-- What the task requires --
Locate every line in the records below that contains the word "समयम", and copy each one.

-- Exercise data --

● ● ● ● ● ● ●

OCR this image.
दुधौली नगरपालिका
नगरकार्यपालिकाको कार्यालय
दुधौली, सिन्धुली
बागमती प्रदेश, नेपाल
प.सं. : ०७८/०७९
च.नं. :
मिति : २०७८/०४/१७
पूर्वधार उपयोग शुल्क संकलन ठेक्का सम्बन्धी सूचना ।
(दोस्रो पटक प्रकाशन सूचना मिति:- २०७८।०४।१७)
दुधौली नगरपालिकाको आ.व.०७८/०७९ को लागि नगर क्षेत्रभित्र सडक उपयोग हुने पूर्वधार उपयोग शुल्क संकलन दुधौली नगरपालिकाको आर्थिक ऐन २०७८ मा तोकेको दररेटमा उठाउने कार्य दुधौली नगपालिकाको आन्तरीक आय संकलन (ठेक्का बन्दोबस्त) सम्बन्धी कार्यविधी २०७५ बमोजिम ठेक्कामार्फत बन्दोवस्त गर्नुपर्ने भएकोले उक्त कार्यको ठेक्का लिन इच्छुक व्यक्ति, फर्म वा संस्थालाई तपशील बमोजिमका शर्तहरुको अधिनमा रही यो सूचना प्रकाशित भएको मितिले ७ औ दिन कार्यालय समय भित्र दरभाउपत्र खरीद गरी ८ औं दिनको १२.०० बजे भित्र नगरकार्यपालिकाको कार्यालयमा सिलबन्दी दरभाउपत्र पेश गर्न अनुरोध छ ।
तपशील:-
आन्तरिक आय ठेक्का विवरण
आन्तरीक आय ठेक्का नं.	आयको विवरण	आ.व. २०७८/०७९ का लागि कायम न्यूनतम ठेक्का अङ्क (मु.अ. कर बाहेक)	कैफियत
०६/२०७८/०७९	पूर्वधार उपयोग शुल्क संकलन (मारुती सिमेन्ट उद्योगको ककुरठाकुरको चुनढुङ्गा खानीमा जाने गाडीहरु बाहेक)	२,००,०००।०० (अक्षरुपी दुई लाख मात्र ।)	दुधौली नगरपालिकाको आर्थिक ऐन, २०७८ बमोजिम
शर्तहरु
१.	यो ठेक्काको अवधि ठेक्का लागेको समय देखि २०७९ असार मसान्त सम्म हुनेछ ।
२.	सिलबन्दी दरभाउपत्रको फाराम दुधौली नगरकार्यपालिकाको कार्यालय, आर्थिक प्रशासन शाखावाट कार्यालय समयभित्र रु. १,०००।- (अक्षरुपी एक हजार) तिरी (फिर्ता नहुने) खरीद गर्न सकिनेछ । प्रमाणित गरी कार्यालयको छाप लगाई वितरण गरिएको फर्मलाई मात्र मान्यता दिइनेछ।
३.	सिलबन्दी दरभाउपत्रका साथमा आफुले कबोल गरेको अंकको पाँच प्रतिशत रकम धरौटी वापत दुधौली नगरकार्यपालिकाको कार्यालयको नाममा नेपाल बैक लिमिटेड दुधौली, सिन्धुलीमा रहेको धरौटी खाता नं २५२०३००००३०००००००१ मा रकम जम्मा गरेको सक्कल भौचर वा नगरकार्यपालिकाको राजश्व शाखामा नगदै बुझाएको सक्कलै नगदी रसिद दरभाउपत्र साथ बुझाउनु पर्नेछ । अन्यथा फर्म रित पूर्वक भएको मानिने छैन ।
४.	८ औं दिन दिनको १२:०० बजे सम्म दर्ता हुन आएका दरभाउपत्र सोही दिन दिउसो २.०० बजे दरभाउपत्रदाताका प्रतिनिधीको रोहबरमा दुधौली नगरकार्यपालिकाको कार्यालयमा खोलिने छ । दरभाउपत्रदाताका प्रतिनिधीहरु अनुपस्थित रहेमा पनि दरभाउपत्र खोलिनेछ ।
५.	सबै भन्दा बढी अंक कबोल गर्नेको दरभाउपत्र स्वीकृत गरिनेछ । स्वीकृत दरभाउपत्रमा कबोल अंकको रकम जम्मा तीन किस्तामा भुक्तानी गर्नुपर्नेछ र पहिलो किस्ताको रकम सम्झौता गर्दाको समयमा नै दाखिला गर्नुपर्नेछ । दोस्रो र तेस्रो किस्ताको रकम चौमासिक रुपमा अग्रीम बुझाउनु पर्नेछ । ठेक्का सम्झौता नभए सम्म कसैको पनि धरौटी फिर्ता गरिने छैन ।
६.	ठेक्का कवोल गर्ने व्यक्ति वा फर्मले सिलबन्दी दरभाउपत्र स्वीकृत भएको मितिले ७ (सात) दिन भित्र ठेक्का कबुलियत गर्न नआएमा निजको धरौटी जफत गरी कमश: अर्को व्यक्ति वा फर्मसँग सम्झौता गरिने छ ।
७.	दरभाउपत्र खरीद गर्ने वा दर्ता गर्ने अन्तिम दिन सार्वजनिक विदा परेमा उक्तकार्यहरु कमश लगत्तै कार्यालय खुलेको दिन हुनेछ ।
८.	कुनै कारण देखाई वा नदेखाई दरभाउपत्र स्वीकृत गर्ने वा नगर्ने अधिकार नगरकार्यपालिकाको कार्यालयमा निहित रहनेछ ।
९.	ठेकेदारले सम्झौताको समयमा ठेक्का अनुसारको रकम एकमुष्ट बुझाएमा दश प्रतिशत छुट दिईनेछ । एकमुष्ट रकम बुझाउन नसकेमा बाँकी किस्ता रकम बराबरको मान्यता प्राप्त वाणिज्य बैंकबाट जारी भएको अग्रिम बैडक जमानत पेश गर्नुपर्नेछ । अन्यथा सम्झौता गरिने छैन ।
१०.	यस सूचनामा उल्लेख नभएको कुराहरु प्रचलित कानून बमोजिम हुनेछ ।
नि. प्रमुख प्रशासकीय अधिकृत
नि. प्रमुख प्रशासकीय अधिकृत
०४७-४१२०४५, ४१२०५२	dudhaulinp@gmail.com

● ● ● ● ● ● ●

-- Task solution --
५.	सबै भन्दा बढी अंक कबोल गर्नेको दरभाउपत्र स्वीकृत गरिनेछ । स्वीकृत दरभाउपत्रमा कबोल अंकको रकम जम्मा तीन किस्तामा भुक्तानी गर्नुपर्नेछ र पहिलो किस्ताको रकम सम्झौता गर्दाको समयमा नै दाखिला गर्नुपर्नेछ । दोस्रो र तेस्रो किस्ताको रकम चौमासिक रुपमा अग्रीम बुझाउनु पर्नेछ । ठेक्का सम्झौता नभए सम्म कसैको पनि धरौटी फिर्ता गरिने छैन ।
९.	ठेकेदारले सम्झौताको समयमा ठेक्का अनुसारको रकम एकमुष्ट बुझाएमा दश प्रतिशत छुट दिईनेछ । एकमुष्ट रकम बुझाउन नसकेमा बाँकी किस्ता रकम बराबरको मान्यता प्राप्त वाणिज्य बैंकबाट जारी भएको अग्रिम बैडक जमानत पेश गर्नुपर्नेछ । अन्यथा सम्झौता गरिने छैन ।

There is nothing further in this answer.